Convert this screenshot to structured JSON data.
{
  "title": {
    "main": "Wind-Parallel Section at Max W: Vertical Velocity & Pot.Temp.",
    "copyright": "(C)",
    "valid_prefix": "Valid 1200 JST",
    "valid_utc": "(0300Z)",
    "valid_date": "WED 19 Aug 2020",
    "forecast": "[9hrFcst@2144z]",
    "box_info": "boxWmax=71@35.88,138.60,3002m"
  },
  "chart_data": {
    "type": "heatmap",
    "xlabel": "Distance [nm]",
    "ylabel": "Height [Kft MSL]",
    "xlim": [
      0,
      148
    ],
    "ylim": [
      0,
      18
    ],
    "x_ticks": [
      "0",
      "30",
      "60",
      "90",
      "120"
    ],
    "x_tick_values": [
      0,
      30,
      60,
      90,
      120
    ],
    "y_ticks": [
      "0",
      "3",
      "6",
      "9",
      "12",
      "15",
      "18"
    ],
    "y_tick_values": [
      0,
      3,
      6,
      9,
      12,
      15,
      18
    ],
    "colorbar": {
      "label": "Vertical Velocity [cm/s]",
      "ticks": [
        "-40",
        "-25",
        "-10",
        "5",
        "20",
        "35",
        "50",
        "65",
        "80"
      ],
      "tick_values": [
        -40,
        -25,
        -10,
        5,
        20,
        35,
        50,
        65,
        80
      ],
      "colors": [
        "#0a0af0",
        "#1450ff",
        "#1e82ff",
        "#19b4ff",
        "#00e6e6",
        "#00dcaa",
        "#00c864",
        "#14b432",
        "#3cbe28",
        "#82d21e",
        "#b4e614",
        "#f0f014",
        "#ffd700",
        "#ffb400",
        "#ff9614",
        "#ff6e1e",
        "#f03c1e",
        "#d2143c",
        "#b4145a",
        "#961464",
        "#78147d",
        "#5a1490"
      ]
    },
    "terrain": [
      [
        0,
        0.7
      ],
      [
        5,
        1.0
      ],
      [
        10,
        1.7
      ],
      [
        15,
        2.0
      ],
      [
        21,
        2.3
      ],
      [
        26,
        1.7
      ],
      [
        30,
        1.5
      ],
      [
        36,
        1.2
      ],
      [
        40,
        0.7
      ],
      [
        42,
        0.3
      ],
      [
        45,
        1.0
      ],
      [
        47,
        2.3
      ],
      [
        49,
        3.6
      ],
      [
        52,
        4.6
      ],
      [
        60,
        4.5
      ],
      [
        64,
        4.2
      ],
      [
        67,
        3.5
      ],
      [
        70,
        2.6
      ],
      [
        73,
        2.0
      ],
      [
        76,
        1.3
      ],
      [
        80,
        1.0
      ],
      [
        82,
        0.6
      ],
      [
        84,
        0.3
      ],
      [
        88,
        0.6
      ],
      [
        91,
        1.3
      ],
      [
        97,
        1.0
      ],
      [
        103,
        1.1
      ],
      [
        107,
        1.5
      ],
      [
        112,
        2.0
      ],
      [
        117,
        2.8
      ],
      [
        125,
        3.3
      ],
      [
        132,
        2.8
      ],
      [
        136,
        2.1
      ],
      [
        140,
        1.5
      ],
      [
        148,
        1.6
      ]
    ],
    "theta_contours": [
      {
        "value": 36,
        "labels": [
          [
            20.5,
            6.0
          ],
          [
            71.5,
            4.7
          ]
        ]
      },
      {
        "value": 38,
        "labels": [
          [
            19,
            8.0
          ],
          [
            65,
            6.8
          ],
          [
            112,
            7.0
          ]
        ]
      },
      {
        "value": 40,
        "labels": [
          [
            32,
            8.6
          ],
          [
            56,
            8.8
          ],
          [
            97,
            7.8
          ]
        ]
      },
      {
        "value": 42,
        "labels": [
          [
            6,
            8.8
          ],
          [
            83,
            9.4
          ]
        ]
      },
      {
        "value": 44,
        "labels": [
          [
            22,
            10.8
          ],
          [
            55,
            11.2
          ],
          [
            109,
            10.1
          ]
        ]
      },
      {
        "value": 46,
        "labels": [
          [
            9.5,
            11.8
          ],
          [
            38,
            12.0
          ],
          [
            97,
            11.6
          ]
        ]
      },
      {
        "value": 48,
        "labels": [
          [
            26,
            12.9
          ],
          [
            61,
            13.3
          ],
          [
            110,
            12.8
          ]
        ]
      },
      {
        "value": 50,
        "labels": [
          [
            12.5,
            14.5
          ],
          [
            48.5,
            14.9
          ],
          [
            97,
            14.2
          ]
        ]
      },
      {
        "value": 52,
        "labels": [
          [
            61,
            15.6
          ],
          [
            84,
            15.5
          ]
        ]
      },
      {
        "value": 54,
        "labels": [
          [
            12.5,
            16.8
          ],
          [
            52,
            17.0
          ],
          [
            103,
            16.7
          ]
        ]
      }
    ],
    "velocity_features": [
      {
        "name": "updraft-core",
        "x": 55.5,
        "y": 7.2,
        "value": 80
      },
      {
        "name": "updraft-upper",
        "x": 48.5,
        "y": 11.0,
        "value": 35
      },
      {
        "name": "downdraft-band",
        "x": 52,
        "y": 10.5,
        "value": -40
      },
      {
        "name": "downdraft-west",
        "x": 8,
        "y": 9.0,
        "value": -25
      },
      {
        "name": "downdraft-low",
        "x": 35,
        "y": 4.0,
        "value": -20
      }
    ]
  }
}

**REQUIREMENT**
In the listing, find every line containing the word "name" and list it.

**TASK SOLUTION**
        "name": "updraft-core",
        "name": "updraft-upper",
        "name": "downdraft-band",
        "name": "downdraft-west",
        "name": "downdraft-low",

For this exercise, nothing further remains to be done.